● **EXERCISE BRIEF**: Write the material out again in full, exactly.

Dataset records:
— Start —
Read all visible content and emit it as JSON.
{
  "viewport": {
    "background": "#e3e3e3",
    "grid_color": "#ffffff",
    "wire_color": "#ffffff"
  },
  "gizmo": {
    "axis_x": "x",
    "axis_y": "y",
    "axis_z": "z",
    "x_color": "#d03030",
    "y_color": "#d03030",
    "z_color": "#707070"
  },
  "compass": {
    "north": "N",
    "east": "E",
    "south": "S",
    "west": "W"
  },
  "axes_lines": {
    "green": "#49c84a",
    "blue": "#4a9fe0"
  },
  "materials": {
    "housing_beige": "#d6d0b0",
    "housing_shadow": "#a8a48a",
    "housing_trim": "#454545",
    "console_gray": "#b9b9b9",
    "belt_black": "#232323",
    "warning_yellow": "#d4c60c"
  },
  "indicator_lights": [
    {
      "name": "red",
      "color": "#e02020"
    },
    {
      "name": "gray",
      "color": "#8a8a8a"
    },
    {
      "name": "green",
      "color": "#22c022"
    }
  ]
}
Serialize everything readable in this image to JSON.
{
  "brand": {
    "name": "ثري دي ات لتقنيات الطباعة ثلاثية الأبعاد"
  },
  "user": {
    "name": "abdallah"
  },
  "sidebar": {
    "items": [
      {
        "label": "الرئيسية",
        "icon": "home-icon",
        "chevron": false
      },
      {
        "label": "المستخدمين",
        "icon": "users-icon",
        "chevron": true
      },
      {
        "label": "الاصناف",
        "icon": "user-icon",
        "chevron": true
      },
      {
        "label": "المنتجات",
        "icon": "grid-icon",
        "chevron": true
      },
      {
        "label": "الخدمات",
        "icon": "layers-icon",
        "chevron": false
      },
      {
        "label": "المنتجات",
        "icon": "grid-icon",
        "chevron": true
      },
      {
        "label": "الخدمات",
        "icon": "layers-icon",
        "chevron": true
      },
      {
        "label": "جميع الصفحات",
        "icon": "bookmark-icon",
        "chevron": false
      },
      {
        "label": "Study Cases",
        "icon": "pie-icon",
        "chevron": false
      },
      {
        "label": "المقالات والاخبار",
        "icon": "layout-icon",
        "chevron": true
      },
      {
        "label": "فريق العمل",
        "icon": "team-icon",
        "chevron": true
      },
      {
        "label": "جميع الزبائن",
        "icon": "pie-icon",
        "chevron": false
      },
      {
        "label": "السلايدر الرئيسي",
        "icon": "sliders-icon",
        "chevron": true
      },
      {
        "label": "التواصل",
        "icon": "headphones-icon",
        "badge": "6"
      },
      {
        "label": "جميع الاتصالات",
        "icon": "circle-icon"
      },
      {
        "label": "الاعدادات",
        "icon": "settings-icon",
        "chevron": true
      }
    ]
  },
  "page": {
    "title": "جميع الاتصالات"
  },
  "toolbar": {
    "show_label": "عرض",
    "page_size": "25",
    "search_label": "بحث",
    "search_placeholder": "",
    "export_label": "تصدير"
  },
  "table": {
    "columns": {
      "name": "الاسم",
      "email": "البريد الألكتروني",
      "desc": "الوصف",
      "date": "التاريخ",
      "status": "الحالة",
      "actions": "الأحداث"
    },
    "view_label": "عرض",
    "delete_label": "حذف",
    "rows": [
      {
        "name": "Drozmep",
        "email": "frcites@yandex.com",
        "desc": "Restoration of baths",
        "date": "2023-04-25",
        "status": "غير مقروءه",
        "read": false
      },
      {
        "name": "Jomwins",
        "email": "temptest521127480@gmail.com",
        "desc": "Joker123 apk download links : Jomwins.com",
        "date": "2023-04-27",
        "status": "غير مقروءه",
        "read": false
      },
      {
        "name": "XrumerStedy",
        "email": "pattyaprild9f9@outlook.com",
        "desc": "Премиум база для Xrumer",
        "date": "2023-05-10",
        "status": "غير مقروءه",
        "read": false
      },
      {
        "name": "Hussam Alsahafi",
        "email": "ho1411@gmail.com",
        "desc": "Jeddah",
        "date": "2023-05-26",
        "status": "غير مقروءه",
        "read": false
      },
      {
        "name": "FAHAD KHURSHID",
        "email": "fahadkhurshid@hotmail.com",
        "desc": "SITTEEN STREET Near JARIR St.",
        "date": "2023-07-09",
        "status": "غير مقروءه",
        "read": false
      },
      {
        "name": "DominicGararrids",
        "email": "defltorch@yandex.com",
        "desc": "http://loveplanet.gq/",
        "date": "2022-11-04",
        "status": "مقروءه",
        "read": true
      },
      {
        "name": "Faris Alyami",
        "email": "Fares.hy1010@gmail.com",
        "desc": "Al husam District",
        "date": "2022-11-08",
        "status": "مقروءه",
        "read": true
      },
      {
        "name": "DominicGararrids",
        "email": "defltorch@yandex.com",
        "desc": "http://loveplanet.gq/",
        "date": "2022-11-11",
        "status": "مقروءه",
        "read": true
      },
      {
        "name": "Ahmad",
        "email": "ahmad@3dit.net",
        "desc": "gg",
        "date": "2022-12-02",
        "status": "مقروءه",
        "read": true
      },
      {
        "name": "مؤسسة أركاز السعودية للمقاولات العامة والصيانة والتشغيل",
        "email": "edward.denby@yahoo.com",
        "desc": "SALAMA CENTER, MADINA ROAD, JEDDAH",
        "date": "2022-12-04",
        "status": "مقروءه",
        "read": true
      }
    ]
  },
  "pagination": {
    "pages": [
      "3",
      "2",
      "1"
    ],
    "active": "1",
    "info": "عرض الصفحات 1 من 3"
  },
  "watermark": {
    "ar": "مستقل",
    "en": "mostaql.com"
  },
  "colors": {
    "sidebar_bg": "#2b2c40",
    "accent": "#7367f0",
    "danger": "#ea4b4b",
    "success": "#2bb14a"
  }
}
— End —
● **EXERCISE RESULT**:
Read all visible content and emit it as JSON.
{
  "viewport": {
    "background": "#e3e3e3",
    "grid_color": "#ffffff",
    "wire_color": "#ffffff"
  },
  "gizmo": {
    "axis_x": "x",
    "axis_y": "y",
    "axis_z": "z",
    "x_color": "#d03030",
    "y_color": "#d03030",
    "z_color": "#707070"
  },
  "compass": {
    "north": "N",
    "east": "E",
    "south": "S",
    "west": "W"
  },
  "axes_lines": {
    "green": "#49c84a",
    "blue": "#4a9fe0"
  },
  "materials": {
    "housing_beige": "#d6d0b0",
    "housing_shadow": "#a8a48a",
    "housing_trim": "#454545",
    "console_gray": "#b9b9b9",
    "belt_black": "#232323",
    "warning_yellow": "#d4c60c"
  },
  "indicator_lights": [
    {
      "name": "red",
      "color": "#e02020"
    },
    {
      "name": "gray",
      "color": "#8a8a8a"
    },
    {
      "name": "green",
      "color": "#22c022"
    }
  ]
}
Serialize everything readable in this image to JSON.
{
  "brand": {
    "name": "ثري دي ات لتقنيات الطباعة ثلاثية الأبعاد"
  },
  "user": {
    "name": "abdallah"
  },
  "sidebar": {
    "items": [
      {
        "label": "الرئيسية",
        "icon": "home-icon",
        "chevron": false
      },
      {
        "label": "المستخدمين",
        "icon": "users-icon",
        "chevron": true
      },
      {
        "label": "الاصناف",
        "icon": "user-icon",
        "chevron": true
      },
      {
        "label": "المنتجات",
        "icon": "grid-icon",
        "chevron": true
      },
      {
        "label": "الخدمات",
        "icon": "layers-icon",
        "chevron": false
      },
      {
        "label": "المنتجات",
        "icon": "grid-icon",
        "chevron": true
      },
      {
        "label": "الخدمات",
        "icon": "layers-icon",
        "chevron": true
      },
      {
        "label": "جميع الصفحات",
        "icon": "bookmark-icon",
        "chevron": false
      },
      {
        "label": "Study Cases",
        "icon": "pie-icon",
        "chevron": false
      },
      {
        "label": "المقالات والاخبار",
        "icon": "layout-icon",
        "chevron": true
      },
      {
        "label": "فريق العمل",
        "icon": "team-icon",
        "chevron": true
      },
      {
        "label": "جميع الزبائن",
        "icon": "pie-icon",
        "chevron": false
      },
      {
        "label": "السلايدر الرئيسي",
        "icon": "sliders-icon",
        "chevron": true
      },
      {
        "label": "التواصل",
        "icon": "headphones-icon",
        "badge": "6"
      },
      {
        "label": "جميع الاتصالات",
        "icon": "circle-icon"
      },
      {
        "label": "الاعدادات",
        "icon": "settings-icon",
        "chevron": true
      }
    ]
  },
  "page": {
    "title": "جميع الاتصالات"
  },
  "toolbar": {
    "show_label": "عرض",
    "page_size": "25",
    "search_label": "بحث",
    "search_placeholder": "",
    "export_label": "تصدير"
  },
  "table": {
    "columns": {
      "name": "الاسم",
      "email": "البريد الألكتروني",
      "desc": "الوصف",
      "date": "التاريخ",
      "status": "الحالة",
      "actions": "الأحداث"
    },
    "view_label": "عرض",
    "delete_label": "حذف",
    "rows": [
      {
        "name": "Drozmep",
        "email": "frcites@yandex.com",
        "desc": "Restoration of baths",
        "date": "2023-04-25",
        "status": "غير مقروءه",
        "read": false
      },
      {
        "name": "Jomwins",
        "email": "temptest521127480@gmail.com",
        "desc": "Joker123 apk download links : Jomwins.com",
        "date": "2023-04-27",
        "status": "غير مقروءه",
        "read": false
      },
      {
        "name": "XrumerStedy",
        "email": "pattyaprild9f9@outlook.com",
        "desc": "Премиум база для Xrumer",
        "date": "2023-05-10",
        "status": "غير مقروءه",
        "read": false
      },
      {
        "name": "Hussam Alsahafi",
        "email": "ho1411@gmail.com",
        "desc": "Jeddah",
        "date": "2023-05-26",
        "status": "غير مقروءه",
        "read": false
      },
      {
        "name": "FAHAD KHURSHID",
        "email": "fahadkhurshid@hotmail.com",
        "desc": "SITTEEN STREET Near JARIR St.",
        "date": "2023-07-09",
        "status": "غير مقروءه",
        "read": false
      },
      {
        "name": "DominicGararrids",
        "email": "defltorch@yandex.com",
        "desc": "http://loveplanet.gq/",
        "date": "2022-11-04",
        "status": "مقروءه",
        "read": true
      },
      {
        "name": "Faris Alyami",
        "email": "Fares.hy1010@gmail.com",
        "desc": "Al husam District",
        "date": "2022-11-08",
        "status": "مقروءه",
        "read": true
      },
      {
        "name": "DominicGararrids",
        "email": "defltorch@yandex.com",
        "desc": "http://loveplanet.gq/",
        "date": "2022-11-11",
        "status": "مقروءه",
        "read": true
      },
      {
        "name": "Ahmad",
        "email": "ahmad@3dit.net",
        "desc": "gg",
        "date": "2022-12-02",
        "status": "مقروءه",
        "read": true
      },
      {
        "name": "مؤسسة أركاز السعودية للمقاولات العامة والصيانة والتشغيل",
        "email": "edward.denby@yahoo.com",
        "desc": "SALAMA CENTER, MADINA ROAD, JEDDAH",
        "date": "2022-12-04",
        "status": "مقروءه",
        "read": true
      }
    ]
  },
  "pagination": {
    "pages": [
      "3",
      "2",
      "1"
    ],
    "active": "1",
    "info": "عرض الصفحات 1 من 3"
  },
  "watermark": {
    "ar": "مستقل",
    "en": "mostaql.com"
  },
  "colors": {
    "sidebar_bg": "#2b2c40",
    "accent": "#7367f0",
    "danger": "#ea4b4b",
    "success": "#2bb14a"
  }
}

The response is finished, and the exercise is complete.